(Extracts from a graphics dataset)
##########

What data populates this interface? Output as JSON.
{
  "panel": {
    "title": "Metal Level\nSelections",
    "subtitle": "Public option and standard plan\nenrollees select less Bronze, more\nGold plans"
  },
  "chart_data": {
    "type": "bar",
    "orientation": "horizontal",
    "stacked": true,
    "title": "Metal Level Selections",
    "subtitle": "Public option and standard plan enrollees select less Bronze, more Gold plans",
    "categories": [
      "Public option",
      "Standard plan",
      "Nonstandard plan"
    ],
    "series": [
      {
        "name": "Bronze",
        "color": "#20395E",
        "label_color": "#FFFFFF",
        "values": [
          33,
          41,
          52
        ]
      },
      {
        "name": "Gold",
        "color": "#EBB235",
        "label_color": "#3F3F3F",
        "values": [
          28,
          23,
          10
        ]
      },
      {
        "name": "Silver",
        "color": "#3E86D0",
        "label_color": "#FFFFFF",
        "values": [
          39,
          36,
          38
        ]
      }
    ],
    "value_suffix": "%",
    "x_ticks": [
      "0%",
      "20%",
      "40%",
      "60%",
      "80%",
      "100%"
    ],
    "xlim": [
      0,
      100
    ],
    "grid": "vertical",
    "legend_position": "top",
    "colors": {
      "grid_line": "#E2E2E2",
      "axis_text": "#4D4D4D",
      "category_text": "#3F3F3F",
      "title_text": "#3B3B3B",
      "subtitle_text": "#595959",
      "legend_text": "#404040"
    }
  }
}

##########

> _Your objective_:
Write out the entire listing exactly.

> _Complete response_:
What data populates this interface? Output as JSON.
{
  "panel": {
    "title": "Metal Level\nSelections",
    "subtitle": "Public option and standard plan\nenrollees select less Bronze, more\nGold plans"
  },
  "chart_data": {
    "type": "bar",
    "orientation": "horizontal",
    "stacked": true,
    "title": "Metal Level Selections",
    "subtitle": "Public option and standard plan enrollees select less Bronze, more Gold plans",
    "categories": [
      "Public option",
      "Standard plan",
      "Nonstandard plan"
    ],
    "series": [
      {
        "name": "Bronze",
        "color": "#20395E",
        "label_color": "#FFFFFF",
        "values": [
          33,
          41,
          52
        ]
      },
      {
        "name": "Gold",
        "color": "#EBB235",
        "label_color": "#3F3F3F",
        "values": [
          28,
          23,
          10
        ]
      },
      {
        "name": "Silver",
        "color": "#3E86D0",
        "label_color": "#FFFFFF",
        "values": [
          39,
          36,
          38
        ]
      }
    ],
    "value_suffix": "%",
    "x_ticks": [
      "0%",
      "20%",
      "40%",
      "60%",
      "80%",
      "100%"
    ],
    "xlim": [
      0,
      100
    ],
    "grid": "vertical",
    "legend_position": "top",
    "colors": {
      "grid_line": "#E2E2E2",
      "axis_text": "#4D4D4D",
      "category_text": "#3F3F3F",
      "title_text": "#3B3B3B",
      "subtitle_text": "#595959",
      "legend_text": "#404040"
    }
  }
}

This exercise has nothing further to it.